**WHAT IS ASKED**
From the listing, collect all lines containing the word "this".

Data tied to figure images
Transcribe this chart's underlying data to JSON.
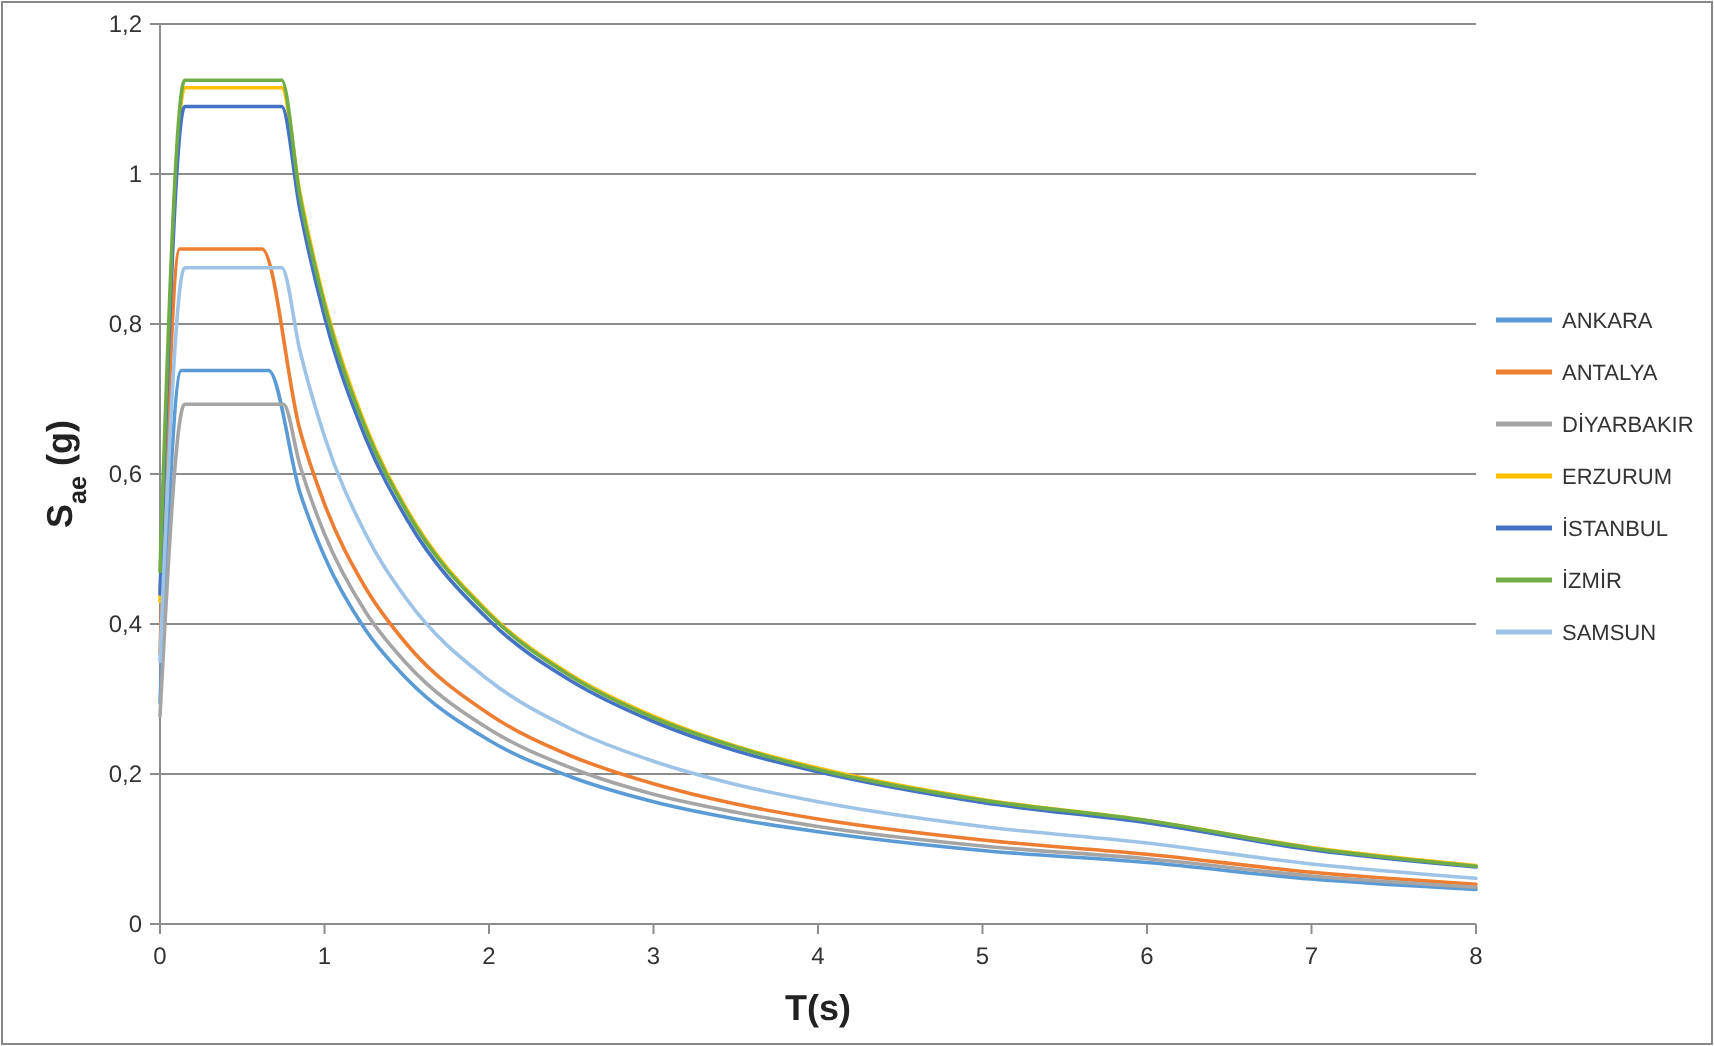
{
  "chart_data": {
    "type": "line",
    "xlabel": "T(s)",
    "ylabel": "S$_{ae}$ (g)",
    "xlim": [
      0,
      8
    ],
    "xticks": [
      0,
      1,
      2,
      3,
      4,
      5,
      6,
      7,
      8
    ],
    "ylim": [
      0,
      1.2
    ],
    "yticks": [
      0,
      {
        "value": 0.2,
        "label": "0,2"
      },
      {
        "value": 0.4,
        "label": "0,4"
      },
      {
        "value": 0.6,
        "label": "0,6"
      },
      {
        "value": 0.8,
        "label": "0,8"
      },
      1,
      {
        "value": 1.2,
        "label": "1,2"
      }
    ],
    "grid": "y",
    "legend": "right",
    "marker": "none",
    "line_style": "solid",
    "series": [
      {
        "name": "ANKARA",
        "color": "#5b9bd5",
        "x": [
          0,
          0.13,
          0.66,
          0.85,
          1,
          1.25,
          1.5,
          2,
          2.5,
          3,
          3.5,
          4,
          5,
          6,
          7,
          8
        ],
        "values": [
          0.295,
          0.738,
          0.738,
          0.576,
          0.49,
          0.392,
          0.327,
          0.245,
          0.196,
          0.163,
          0.14,
          0.123,
          0.098,
          0.082,
          0.06,
          0.046
        ]
      },
      {
        "name": "ANTALYA",
        "color": "#ed7d31",
        "x": [
          0,
          0.12,
          0.62,
          0.85,
          1,
          1.25,
          1.5,
          2,
          2.5,
          3,
          3.5,
          4,
          5,
          6,
          7,
          8
        ],
        "values": [
          0.36,
          0.9,
          0.9,
          0.659,
          0.56,
          0.448,
          0.373,
          0.28,
          0.224,
          0.187,
          0.16,
          0.14,
          0.112,
          0.093,
          0.069,
          0.053
        ]
      },
      {
        "name": "DİYARBAKIR",
        "color": "#a5a5a5",
        "x": [
          0,
          0.15,
          0.75,
          0.85,
          1,
          1.25,
          1.5,
          2,
          2.5,
          3,
          3.5,
          4,
          5,
          6,
          7,
          8
        ],
        "values": [
          0.277,
          0.693,
          0.693,
          0.612,
          0.52,
          0.416,
          0.347,
          0.26,
          0.208,
          0.173,
          0.149,
          0.13,
          0.104,
          0.087,
          0.064,
          0.049
        ]
      },
      {
        "name": "ERZURUM",
        "color": "#ffc000",
        "x": [
          0,
          0.15,
          0.74,
          0.85,
          1,
          1.25,
          1.5,
          2,
          2.5,
          3,
          3.5,
          4,
          5,
          6,
          7,
          8
        ],
        "values": [
          0.43,
          1.115,
          1.115,
          0.976,
          0.83,
          0.664,
          0.553,
          0.415,
          0.332,
          0.277,
          0.237,
          0.208,
          0.166,
          0.138,
          0.102,
          0.078
        ]
      },
      {
        "name": "İSTANBUL",
        "color": "#4472c4",
        "x": [
          0,
          0.15,
          0.74,
          0.85,
          1,
          1.25,
          1.5,
          2,
          2.5,
          3,
          3.5,
          4,
          5,
          6,
          7,
          8
        ],
        "values": [
          0.44,
          1.09,
          1.09,
          0.953,
          0.81,
          0.648,
          0.54,
          0.405,
          0.324,
          0.27,
          0.231,
          0.203,
          0.162,
          0.135,
          0.099,
          0.076
        ]
      },
      {
        "name": "İZMİR",
        "color": "#70ad47",
        "x": [
          0,
          0.15,
          0.74,
          0.85,
          1,
          1.25,
          1.5,
          2,
          2.5,
          3,
          3.5,
          4,
          5,
          6,
          7,
          8
        ],
        "values": [
          0.47,
          1.125,
          1.125,
          0.971,
          0.825,
          0.66,
          0.55,
          0.413,
          0.33,
          0.275,
          0.236,
          0.206,
          0.165,
          0.138,
          0.101,
          0.077
        ]
      },
      {
        "name": "SAMSUN",
        "color": "#9dc3e6",
        "x": [
          0,
          0.15,
          0.74,
          0.85,
          1,
          1.25,
          1.5,
          2,
          2.5,
          3,
          3.5,
          4,
          5,
          6,
          7,
          8
        ],
        "values": [
          0.35,
          0.875,
          0.875,
          0.765,
          0.65,
          0.52,
          0.433,
          0.325,
          0.26,
          0.217,
          0.186,
          0.163,
          0.13,
          0.108,
          0.08,
          0.061
        ]
      }
    ]
  }
}
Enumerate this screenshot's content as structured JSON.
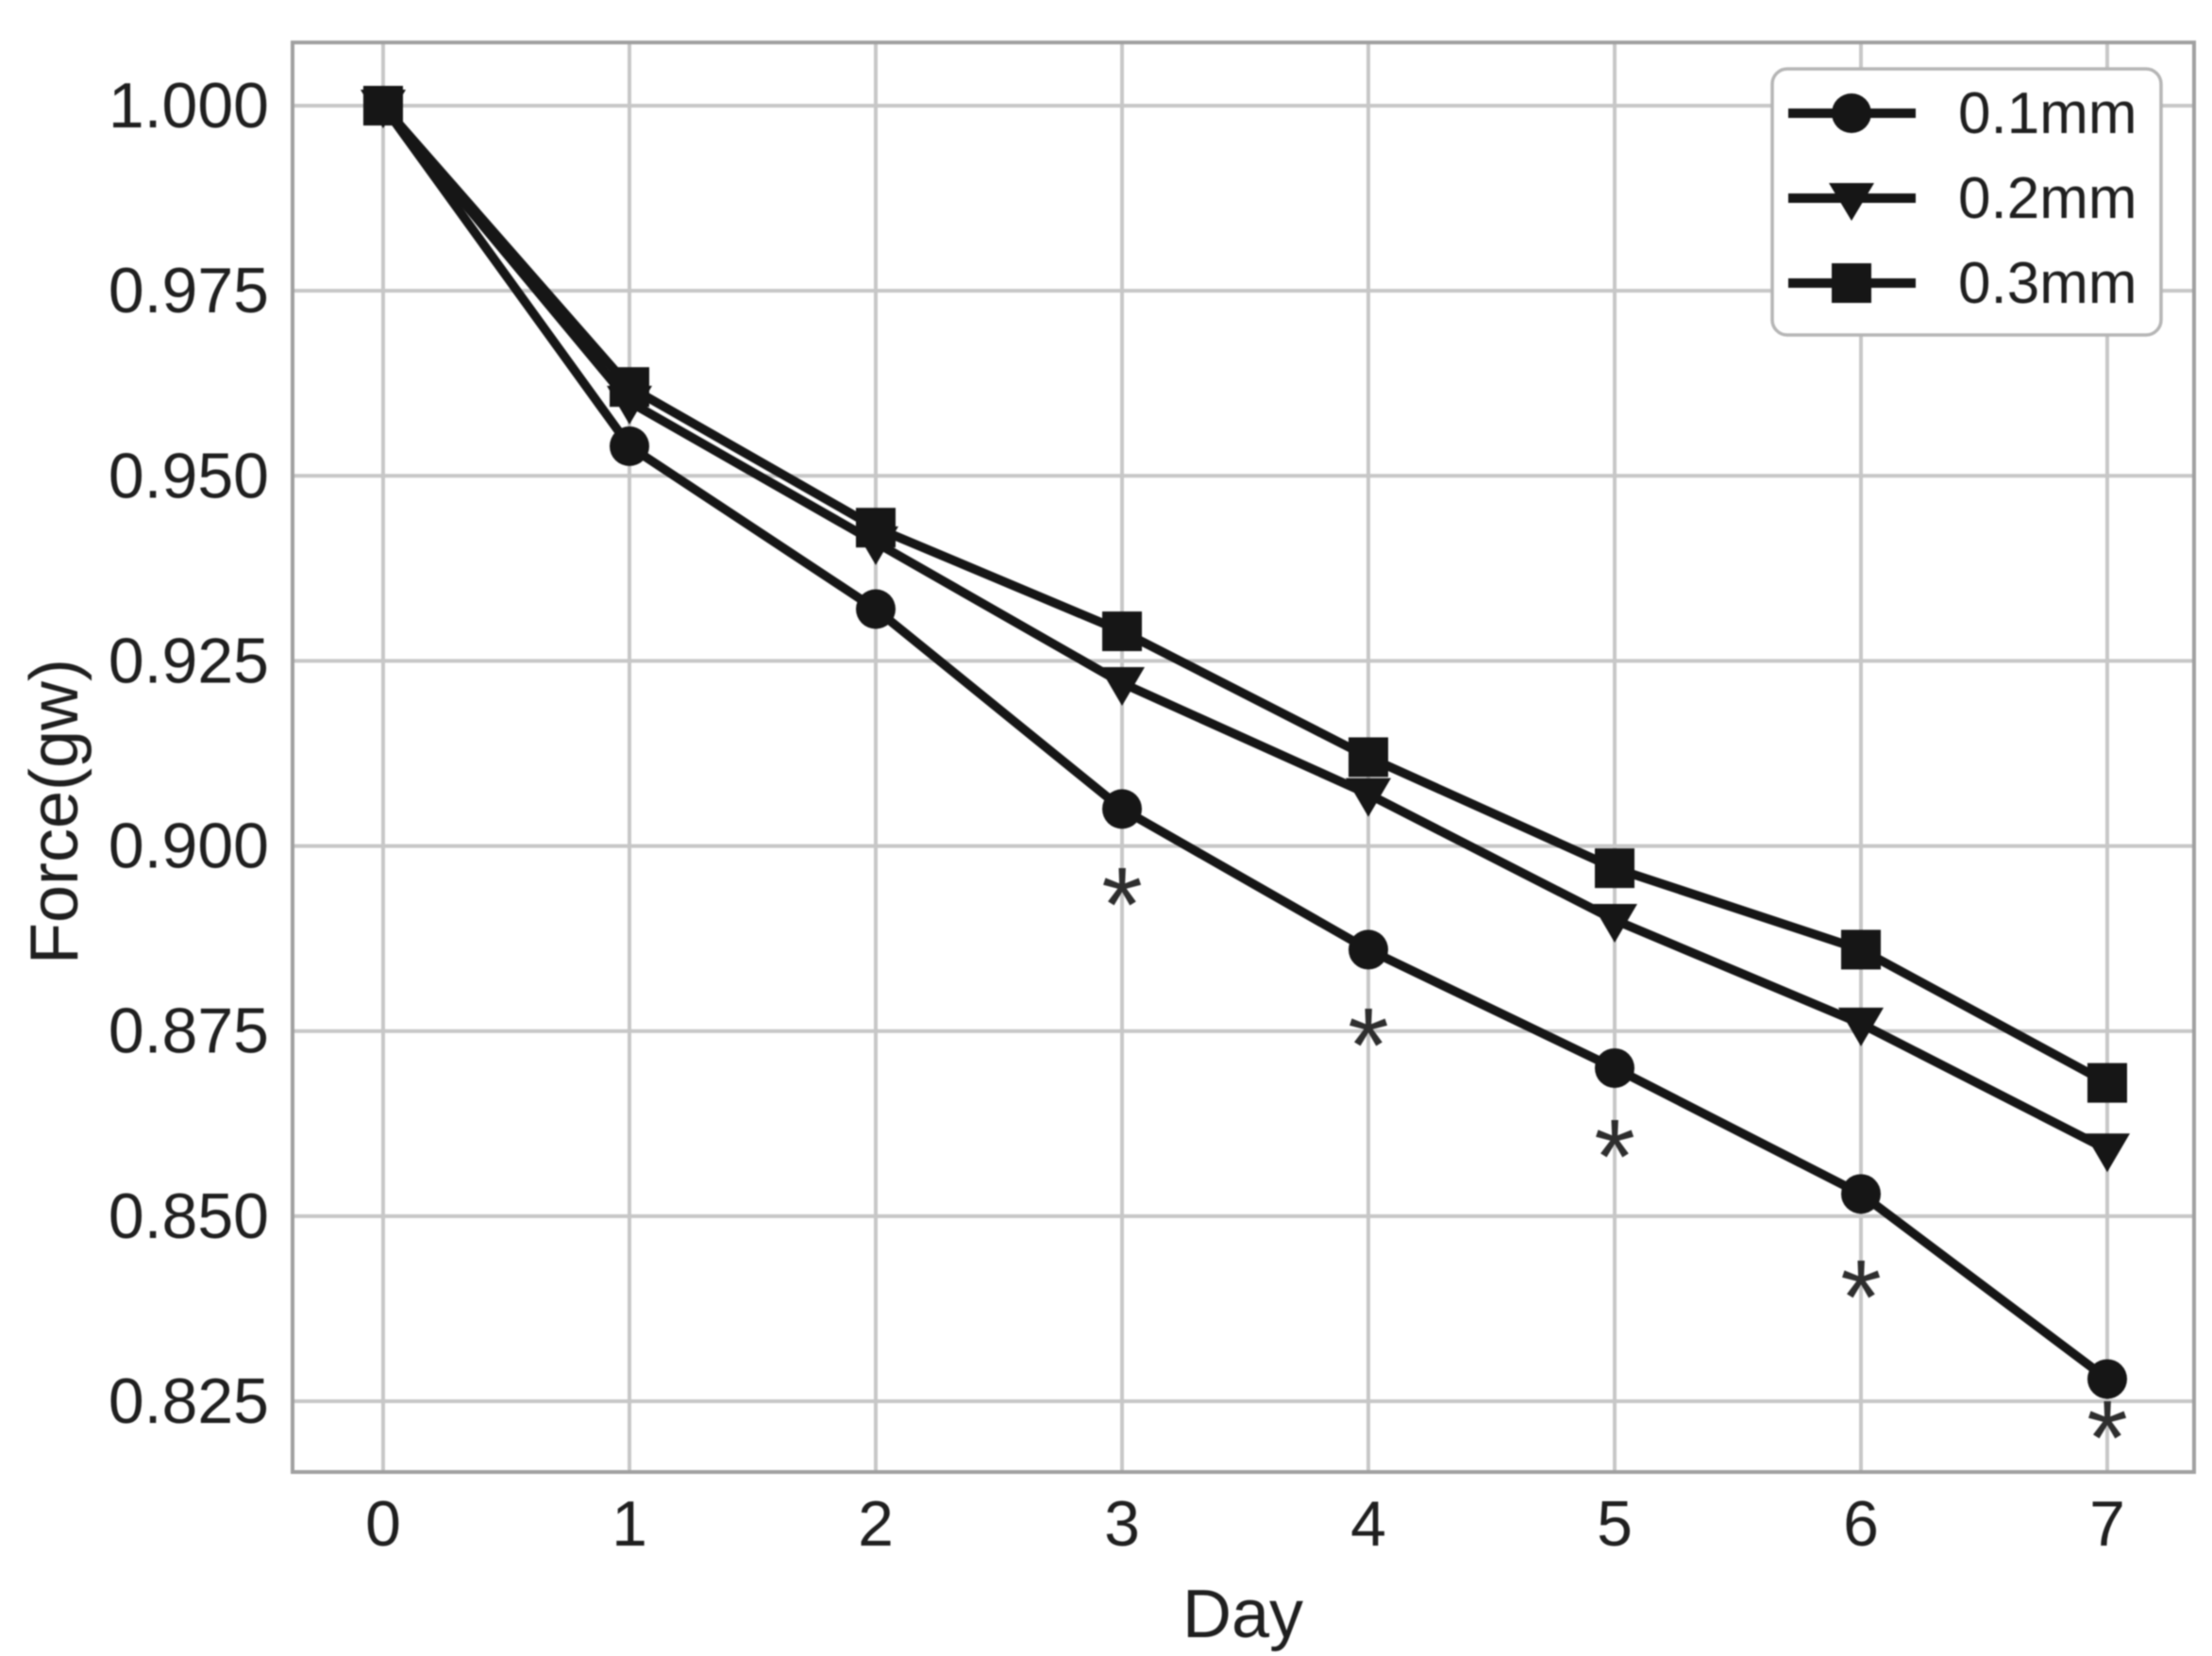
{
  "chart_data": {
    "type": "line",
    "title": "",
    "xlabel": "Day",
    "ylabel": "Force(gw)",
    "x": [
      0,
      1,
      2,
      3,
      4,
      5,
      6,
      7
    ],
    "x_tick_labels": [
      "0",
      "1",
      "2",
      "3",
      "4",
      "5",
      "6",
      "7"
    ],
    "y_ticks": [
      1.0,
      0.975,
      0.95,
      0.925,
      0.9,
      0.875,
      0.85,
      0.825
    ],
    "y_tick_labels": [
      "1.000",
      "0.975",
      "0.950",
      "0.925",
      "0.900",
      "0.875",
      "0.850",
      "0.825"
    ],
    "xlim": [
      -0.37,
      7.35
    ],
    "ylim": [
      0.815,
      1.009
    ],
    "grid": true,
    "legend_position": "upper right",
    "series": [
      {
        "name": "0.1mm",
        "marker": "circle",
        "values": [
          1.0,
          0.954,
          0.932,
          0.905,
          0.886,
          0.87,
          0.853,
          0.828
        ]
      },
      {
        "name": "0.2mm",
        "marker": "triangle-down",
        "values": [
          1.0,
          0.96,
          0.941,
          0.922,
          0.907,
          0.89,
          0.876,
          0.859
        ]
      },
      {
        "name": "0.3mm",
        "marker": "square",
        "values": [
          1.0,
          0.962,
          0.943,
          0.929,
          0.912,
          0.897,
          0.886,
          0.868
        ]
      }
    ],
    "annotations": [
      {
        "text": "*",
        "x": 3,
        "y": 0.894
      },
      {
        "text": "*",
        "x": 4,
        "y": 0.875
      },
      {
        "text": "*",
        "x": 5,
        "y": 0.86
      },
      {
        "text": "*",
        "x": 6,
        "y": 0.841
      },
      {
        "text": "*",
        "x": 7,
        "y": 0.822
      }
    ],
    "colors": {
      "line": "#161616",
      "marker": "#161616",
      "grid": "#c7c7c7",
      "spine": "#a0a0a0",
      "text": "#1f1f1f",
      "annotation": "#2e2e2e",
      "background": "#ffffff",
      "legend_border": "#b5b5b5"
    }
  }
}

**RESULT OF THE EXERCISE**
Transcribe this chart's underlying data to JSON.
Enumerate this screenshot's content as structured JSON.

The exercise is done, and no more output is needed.